TASK INPUT:

=======

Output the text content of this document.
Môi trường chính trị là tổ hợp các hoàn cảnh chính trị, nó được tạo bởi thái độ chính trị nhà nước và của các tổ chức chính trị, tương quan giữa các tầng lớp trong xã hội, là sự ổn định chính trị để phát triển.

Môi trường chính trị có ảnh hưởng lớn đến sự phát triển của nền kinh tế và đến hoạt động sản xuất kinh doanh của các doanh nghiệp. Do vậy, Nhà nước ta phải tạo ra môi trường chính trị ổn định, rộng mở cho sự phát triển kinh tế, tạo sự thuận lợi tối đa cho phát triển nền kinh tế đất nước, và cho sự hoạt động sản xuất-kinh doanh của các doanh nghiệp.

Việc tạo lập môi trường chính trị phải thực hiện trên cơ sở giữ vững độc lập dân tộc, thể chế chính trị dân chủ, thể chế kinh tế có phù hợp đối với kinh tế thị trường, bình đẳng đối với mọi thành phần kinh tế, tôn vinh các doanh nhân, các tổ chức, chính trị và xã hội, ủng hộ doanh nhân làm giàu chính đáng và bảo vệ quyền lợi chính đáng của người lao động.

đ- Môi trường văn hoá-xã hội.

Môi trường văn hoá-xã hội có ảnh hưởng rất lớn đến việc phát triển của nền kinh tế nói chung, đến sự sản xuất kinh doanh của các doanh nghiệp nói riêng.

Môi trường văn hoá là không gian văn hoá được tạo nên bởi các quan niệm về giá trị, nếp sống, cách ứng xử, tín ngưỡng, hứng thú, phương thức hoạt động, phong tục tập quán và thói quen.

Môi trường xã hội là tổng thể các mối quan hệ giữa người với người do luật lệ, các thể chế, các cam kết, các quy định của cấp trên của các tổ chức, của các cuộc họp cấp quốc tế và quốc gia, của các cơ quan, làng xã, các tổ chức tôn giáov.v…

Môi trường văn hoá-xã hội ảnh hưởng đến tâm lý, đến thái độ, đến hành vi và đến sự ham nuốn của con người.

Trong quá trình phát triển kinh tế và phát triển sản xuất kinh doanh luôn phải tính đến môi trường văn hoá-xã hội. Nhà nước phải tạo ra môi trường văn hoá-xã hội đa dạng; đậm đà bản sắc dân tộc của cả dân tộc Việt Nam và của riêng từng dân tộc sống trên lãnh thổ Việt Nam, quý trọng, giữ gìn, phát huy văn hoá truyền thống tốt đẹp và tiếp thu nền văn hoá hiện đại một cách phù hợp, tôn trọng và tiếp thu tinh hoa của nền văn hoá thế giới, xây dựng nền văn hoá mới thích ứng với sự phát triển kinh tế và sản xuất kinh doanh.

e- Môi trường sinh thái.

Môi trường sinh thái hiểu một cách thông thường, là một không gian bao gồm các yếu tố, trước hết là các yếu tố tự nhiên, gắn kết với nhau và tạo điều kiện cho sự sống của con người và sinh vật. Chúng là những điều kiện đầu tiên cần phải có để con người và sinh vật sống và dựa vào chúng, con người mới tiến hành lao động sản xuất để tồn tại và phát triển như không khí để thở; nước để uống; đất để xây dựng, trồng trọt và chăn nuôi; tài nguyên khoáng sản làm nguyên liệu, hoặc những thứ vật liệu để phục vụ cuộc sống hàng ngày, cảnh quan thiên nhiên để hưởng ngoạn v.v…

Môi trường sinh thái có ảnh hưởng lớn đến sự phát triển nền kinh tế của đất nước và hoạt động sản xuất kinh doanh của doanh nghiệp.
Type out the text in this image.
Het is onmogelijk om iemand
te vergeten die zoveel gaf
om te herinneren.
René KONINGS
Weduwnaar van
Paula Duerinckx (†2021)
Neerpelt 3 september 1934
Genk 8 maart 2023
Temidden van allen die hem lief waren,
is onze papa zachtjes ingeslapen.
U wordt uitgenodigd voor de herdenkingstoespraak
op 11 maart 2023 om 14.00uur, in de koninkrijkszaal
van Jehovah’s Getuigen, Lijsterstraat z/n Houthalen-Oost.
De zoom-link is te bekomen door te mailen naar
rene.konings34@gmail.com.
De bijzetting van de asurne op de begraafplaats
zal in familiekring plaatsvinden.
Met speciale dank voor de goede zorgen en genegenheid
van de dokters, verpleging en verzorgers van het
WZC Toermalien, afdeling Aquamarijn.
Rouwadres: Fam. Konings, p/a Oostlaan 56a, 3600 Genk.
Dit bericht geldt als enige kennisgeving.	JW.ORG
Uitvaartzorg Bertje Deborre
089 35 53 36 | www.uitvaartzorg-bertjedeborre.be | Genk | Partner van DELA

=======

BRIEF: Make an exact copy of the material above.

OUTPUT OF THE EXERCISE:
Output the text content of this document.
Môi trường chính trị là tổ hợp các hoàn cảnh chính trị, nó được tạo bởi thái độ chính trị nhà nước và của các tổ chức chính trị, tương quan giữa các tầng lớp trong xã hội, là sự ổn định chính trị để phát triển.

Môi trường chính trị có ảnh hưởng lớn đến sự phát triển của nền kinh tế và đến hoạt động sản xuất kinh doanh của các doanh nghiệp. Do vậy, Nhà nước ta phải tạo ra môi trường chính trị ổn định, rộng mở cho sự phát triển kinh tế, tạo sự thuận lợi tối đa cho phát triển nền kinh tế đất nước, và cho sự hoạt động sản xuất-kinh doanh của các doanh nghiệp.

Việc tạo lập môi trường chính trị phải thực hiện trên cơ sở giữ vững độc lập dân tộc, thể chế chính trị dân chủ, thể chế kinh tế có phù hợp đối với kinh tế thị trường, bình đẳng đối với mọi thành phần kinh tế, tôn vinh các doanh nhân, các tổ chức, chính trị và xã hội, ủng hộ doanh nhân làm giàu chính đáng và bảo vệ quyền lợi chính đáng của người lao động.

đ- Môi trường văn hoá-xã hội.

Môi trường văn hoá-xã hội có ảnh hưởng rất lớn đến việc phát triển của nền kinh tế nói chung, đến sự sản xuất kinh doanh của các doanh nghiệp nói riêng.

Môi trường văn hoá là không gian văn hoá được tạo nên bởi các quan niệm về giá trị, nếp sống, cách ứng xử, tín ngưỡng, hứng thú, phương thức hoạt động, phong tục tập quán và thói quen.

Môi trường xã hội là tổng thể các mối quan hệ giữa người với người do luật lệ, các thể chế, các cam kết, các quy định của cấp trên của các tổ chức, của các cuộc họp cấp quốc tế và quốc gia, của các cơ quan, làng xã, các tổ chức tôn giáov.v…

Môi trường văn hoá-xã hội ảnh hưởng đến tâm lý, đến thái độ, đến hành vi và đến sự ham nuốn của con người.

Trong quá trình phát triển kinh tế và phát triển sản xuất kinh doanh luôn phải tính đến môi trường văn hoá-xã hội. Nhà nước phải tạo ra môi trường văn hoá-xã hội đa dạng; đậm đà bản sắc dân tộc của cả dân tộc Việt Nam và của riêng từng dân tộc sống trên lãnh thổ Việt Nam, quý trọng, giữ gìn, phát huy văn hoá truyền thống tốt đẹp và tiếp thu nền văn hoá hiện đại một cách phù hợp, tôn trọng và tiếp thu tinh hoa của nền văn hoá thế giới, xây dựng nền văn hoá mới thích ứng với sự phát triển kinh tế và sản xuất kinh doanh.

e- Môi trường sinh thái.

Môi trường sinh thái hiểu một cách thông thường, là một không gian bao gồm các yếu tố, trước hết là các yếu tố tự nhiên, gắn kết với nhau và tạo điều kiện cho sự sống của con người và sinh vật. Chúng là những điều kiện đầu tiên cần phải có để con người và sinh vật sống và dựa vào chúng, con người mới tiến hành lao động sản xuất để tồn tại và phát triển như không khí để thở; nước để uống; đất để xây dựng, trồng trọt và chăn nuôi; tài nguyên khoáng sản làm nguyên liệu, hoặc những thứ vật liệu để phục vụ cuộc sống hàng ngày, cảnh quan thiên nhiên để hưởng ngoạn v.v…

Môi trường sinh thái có ảnh hưởng lớn đến sự phát triển nền kinh tế của đất nước và hoạt động sản xuất kinh doanh của doanh nghiệp.
Type out the text in this image.
Het is onmogelijk om iemand
te vergeten die zoveel gaf
om te herinneren.
René KONINGS
Weduwnaar van
Paula Duerinckx (†2021)
Neerpelt 3 september 1934
Genk 8 maart 2023
Temidden van allen die hem lief waren,
is onze papa zachtjes ingeslapen.
U wordt uitgenodigd voor de herdenkingstoespraak
op 11 maart 2023 om 14.00uur, in de koninkrijkszaal
van Jehovah’s Getuigen, Lijsterstraat z/n Houthalen-Oost.
De zoom-link is te bekomen door te mailen naar
rene.konings34@gmail.com.
De bijzetting van de asurne op de begraafplaats
zal in familiekring plaatsvinden.
Met speciale dank voor de goede zorgen en genegenheid
van de dokters, verpleging en verzorgers van het
WZC Toermalien, afdeling Aquamarijn.
Rouwadres: Fam. Konings, p/a Oostlaan 56a, 3600 Genk.
Dit bericht geldt als enige kennisgeving.	JW.ORG
Uitvaartzorg Bertje Deborre
089 35 53 36 | www.uitvaartzorg-bertjedeborre.be | Genk | Partner van DELA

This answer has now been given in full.